* **Requirements**: Reproduce each line exactly. Skip none.

* **Rows**:
* BEGIN *

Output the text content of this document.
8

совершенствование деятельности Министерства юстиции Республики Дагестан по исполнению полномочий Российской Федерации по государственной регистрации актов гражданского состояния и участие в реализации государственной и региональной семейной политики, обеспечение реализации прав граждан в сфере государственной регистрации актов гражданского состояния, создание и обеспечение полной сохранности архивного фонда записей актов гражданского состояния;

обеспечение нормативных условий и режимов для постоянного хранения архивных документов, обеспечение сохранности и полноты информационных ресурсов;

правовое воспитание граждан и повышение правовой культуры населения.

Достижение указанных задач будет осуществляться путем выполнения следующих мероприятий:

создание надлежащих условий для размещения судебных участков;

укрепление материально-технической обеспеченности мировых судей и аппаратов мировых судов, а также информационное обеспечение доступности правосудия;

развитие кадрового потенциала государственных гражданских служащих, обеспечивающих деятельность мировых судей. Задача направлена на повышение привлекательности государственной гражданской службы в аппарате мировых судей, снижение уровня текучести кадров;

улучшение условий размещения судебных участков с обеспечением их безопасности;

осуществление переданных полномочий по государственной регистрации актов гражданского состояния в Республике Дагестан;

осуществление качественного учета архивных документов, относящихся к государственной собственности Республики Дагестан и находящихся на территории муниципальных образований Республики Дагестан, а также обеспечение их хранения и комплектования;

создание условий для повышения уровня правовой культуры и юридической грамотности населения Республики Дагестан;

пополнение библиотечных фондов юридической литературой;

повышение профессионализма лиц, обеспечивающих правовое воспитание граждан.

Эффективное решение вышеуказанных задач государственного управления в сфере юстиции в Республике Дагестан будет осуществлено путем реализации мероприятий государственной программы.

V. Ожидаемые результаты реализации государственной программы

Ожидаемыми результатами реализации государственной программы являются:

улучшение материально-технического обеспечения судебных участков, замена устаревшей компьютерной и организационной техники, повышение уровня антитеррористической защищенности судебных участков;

* END *

* **Response to the exercise**:
Output the text content of this document.
8

совершенствование деятельности Министерства юстиции Республики Дагестан по исполнению полномочий Российской Федерации по государственной регистрации актов гражданского состояния и участие в реализации государственной и региональной семейной политики, обеспечение реализации прав граждан в сфере государственной регистрации актов гражданского состояния, создание и обеспечение полной сохранности архивного фонда записей актов гражданского состояния;

обеспечение нормативных условий и режимов для постоянного хранения архивных документов, обеспечение сохранности и полноты информационных ресурсов;

правовое воспитание граждан и повышение правовой культуры населения.

Достижение указанных задач будет осуществляться путем выполнения следующих мероприятий:

создание надлежащих условий для размещения судебных участков;

укрепление материально-технической обеспеченности мировых судей и аппаратов мировых судов, а также информационное обеспечение доступности правосудия;

развитие кадрового потенциала государственных гражданских служащих, обеспечивающих деятельность мировых судей. Задача направлена на повышение привлекательности государственной гражданской службы в аппарате мировых судей, снижение уровня текучести кадров;

улучшение условий размещения судебных участков с обеспечением их безопасности;

осуществление переданных полномочий по государственной регистрации актов гражданского состояния в Республике Дагестан;

осуществление качественного учета архивных документов, относящихся к государственной собственности Республики Дагестан и находящихся на территории муниципальных образований Республики Дагестан, а также обеспечение их хранения и комплектования;

создание условий для повышения уровня правовой культуры и юридической грамотности населения Республики Дагестан;

пополнение библиотечных фондов юридической литературой;

повышение профессионализма лиц, обеспечивающих правовое воспитание граждан.

Эффективное решение вышеуказанных задач государственного управления в сфере юстиции в Республике Дагестан будет осуществлено путем реализации мероприятий государственной программы.

V. Ожидаемые результаты реализации государственной программы

Ожидаемыми результатами реализации государственной программы являются:

улучшение материально-технического обеспечения судебных участков, замена устаревшей компьютерной и организационной техники, повышение уровня антитеррористической защищенности судебных участков;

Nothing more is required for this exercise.